─── DATA PROVIDED

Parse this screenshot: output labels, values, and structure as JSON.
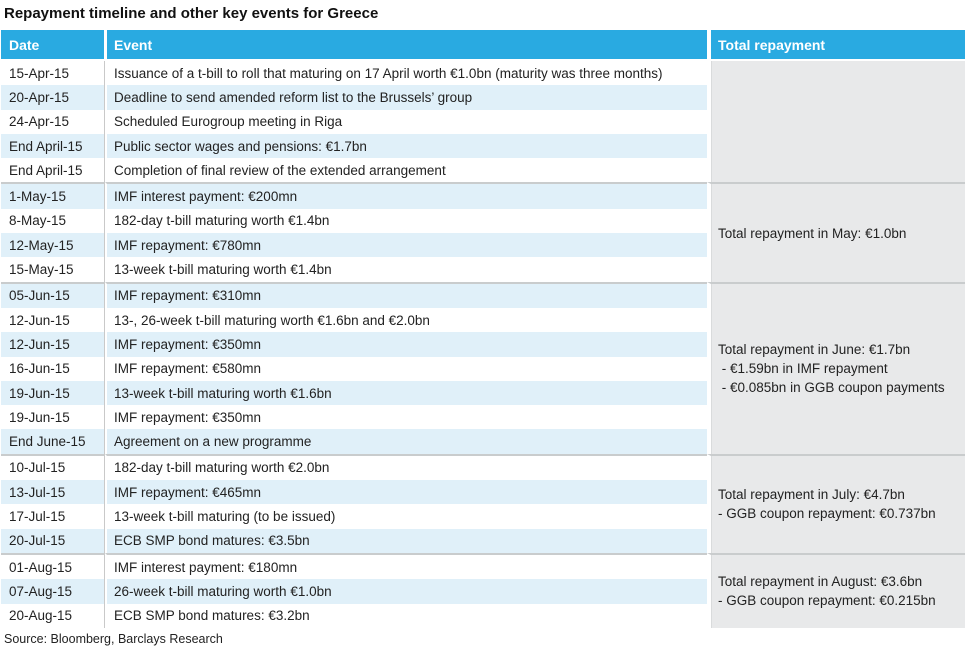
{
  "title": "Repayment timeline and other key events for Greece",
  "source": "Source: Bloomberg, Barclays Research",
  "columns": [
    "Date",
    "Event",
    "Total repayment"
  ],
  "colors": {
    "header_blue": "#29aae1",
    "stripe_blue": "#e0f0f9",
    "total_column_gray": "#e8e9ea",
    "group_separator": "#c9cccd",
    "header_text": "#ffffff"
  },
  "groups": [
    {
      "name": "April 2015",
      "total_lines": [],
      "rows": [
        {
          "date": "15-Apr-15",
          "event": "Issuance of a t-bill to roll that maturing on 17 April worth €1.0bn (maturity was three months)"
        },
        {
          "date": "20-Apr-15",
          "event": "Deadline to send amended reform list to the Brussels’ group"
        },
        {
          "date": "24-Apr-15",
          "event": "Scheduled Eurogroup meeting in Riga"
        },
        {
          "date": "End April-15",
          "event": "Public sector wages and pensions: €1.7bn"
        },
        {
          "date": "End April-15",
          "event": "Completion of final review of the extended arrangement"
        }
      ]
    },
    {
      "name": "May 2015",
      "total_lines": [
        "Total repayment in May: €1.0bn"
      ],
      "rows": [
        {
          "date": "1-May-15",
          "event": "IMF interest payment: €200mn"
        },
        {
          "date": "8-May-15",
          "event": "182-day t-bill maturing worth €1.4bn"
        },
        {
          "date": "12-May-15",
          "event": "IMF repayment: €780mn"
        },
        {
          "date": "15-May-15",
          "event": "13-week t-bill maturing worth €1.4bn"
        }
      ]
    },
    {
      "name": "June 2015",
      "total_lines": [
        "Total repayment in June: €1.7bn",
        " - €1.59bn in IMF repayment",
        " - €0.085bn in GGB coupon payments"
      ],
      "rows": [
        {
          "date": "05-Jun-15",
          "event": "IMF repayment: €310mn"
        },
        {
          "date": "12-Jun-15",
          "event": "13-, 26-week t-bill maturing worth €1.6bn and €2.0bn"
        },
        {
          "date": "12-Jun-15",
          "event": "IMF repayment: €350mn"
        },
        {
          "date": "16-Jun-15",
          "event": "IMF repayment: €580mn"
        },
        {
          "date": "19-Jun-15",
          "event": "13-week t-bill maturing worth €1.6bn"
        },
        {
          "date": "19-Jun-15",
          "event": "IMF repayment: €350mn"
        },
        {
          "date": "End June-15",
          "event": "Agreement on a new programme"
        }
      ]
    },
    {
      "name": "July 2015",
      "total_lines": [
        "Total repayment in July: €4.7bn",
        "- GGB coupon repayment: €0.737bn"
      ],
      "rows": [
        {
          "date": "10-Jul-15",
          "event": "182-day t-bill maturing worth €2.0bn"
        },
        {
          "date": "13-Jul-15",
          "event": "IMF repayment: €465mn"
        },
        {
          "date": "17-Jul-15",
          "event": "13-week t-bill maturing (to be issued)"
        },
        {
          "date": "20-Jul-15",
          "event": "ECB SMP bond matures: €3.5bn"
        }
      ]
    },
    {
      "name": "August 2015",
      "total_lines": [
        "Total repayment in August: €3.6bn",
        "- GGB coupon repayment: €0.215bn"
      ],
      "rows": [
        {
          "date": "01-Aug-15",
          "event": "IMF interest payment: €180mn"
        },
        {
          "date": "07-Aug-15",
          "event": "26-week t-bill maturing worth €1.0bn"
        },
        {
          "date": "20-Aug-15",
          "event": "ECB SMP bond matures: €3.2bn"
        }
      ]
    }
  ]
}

──────

▶ [GIVEN REQUEST]:
Scan the material above for the string "bond" and return the lines that hold it.

▶ [THE RESULT]:
          "event": "ECB SMP bond matures: €3.5bn"
          "event": "ECB SMP bond matures: €3.2bn"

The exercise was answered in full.